#### PROBLEM DETAILS:
Listed below are entries; give the number of lines among them that include "projektorarmen", and only that number.

* begin ENTRIES SHOWN *

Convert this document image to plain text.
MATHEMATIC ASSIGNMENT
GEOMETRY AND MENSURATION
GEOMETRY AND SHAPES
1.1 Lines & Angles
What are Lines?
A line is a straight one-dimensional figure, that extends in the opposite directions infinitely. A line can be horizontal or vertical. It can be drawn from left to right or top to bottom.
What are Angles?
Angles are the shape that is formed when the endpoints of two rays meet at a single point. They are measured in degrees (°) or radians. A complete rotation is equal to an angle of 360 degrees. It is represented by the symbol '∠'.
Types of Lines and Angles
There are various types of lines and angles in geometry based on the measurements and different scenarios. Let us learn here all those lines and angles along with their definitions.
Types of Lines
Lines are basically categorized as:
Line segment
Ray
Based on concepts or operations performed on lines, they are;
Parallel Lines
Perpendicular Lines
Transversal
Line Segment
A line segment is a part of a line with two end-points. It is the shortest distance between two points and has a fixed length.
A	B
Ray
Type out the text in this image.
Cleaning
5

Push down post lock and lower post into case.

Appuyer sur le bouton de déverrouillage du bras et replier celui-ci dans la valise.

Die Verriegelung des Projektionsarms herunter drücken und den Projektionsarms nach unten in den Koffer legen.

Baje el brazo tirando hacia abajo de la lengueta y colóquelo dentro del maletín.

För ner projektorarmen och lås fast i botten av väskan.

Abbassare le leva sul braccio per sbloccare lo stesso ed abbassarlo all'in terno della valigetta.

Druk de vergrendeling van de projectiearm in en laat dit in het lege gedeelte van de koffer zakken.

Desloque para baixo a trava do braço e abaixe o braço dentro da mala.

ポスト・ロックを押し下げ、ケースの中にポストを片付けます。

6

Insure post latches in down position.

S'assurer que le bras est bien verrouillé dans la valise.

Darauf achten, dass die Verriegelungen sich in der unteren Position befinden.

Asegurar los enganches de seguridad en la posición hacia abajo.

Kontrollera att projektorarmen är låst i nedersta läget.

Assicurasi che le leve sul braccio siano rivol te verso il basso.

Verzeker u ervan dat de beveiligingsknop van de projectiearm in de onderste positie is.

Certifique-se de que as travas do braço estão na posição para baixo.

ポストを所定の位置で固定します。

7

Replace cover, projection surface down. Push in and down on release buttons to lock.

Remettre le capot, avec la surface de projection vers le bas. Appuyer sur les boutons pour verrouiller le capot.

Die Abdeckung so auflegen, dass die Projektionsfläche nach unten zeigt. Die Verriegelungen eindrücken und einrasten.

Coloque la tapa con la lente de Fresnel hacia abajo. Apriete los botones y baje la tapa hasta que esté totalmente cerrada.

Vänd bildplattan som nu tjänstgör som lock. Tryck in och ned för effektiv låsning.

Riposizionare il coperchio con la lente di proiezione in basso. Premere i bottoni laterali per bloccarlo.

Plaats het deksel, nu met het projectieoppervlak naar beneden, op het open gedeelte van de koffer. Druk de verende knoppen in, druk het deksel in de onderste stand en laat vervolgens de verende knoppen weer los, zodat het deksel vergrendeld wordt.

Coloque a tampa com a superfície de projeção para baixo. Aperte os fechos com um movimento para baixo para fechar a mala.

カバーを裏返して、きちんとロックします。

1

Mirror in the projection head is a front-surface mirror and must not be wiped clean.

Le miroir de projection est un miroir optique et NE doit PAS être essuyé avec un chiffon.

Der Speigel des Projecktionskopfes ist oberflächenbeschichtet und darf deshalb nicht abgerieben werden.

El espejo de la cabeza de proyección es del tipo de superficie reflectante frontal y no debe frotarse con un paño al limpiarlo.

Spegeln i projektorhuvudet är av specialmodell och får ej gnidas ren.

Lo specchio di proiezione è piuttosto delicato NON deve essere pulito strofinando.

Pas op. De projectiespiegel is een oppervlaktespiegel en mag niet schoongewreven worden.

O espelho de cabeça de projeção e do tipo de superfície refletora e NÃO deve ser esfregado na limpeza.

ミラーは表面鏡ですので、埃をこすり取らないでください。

* end ENTRIES SHOWN *

#### WRITTEN ANSWER:
2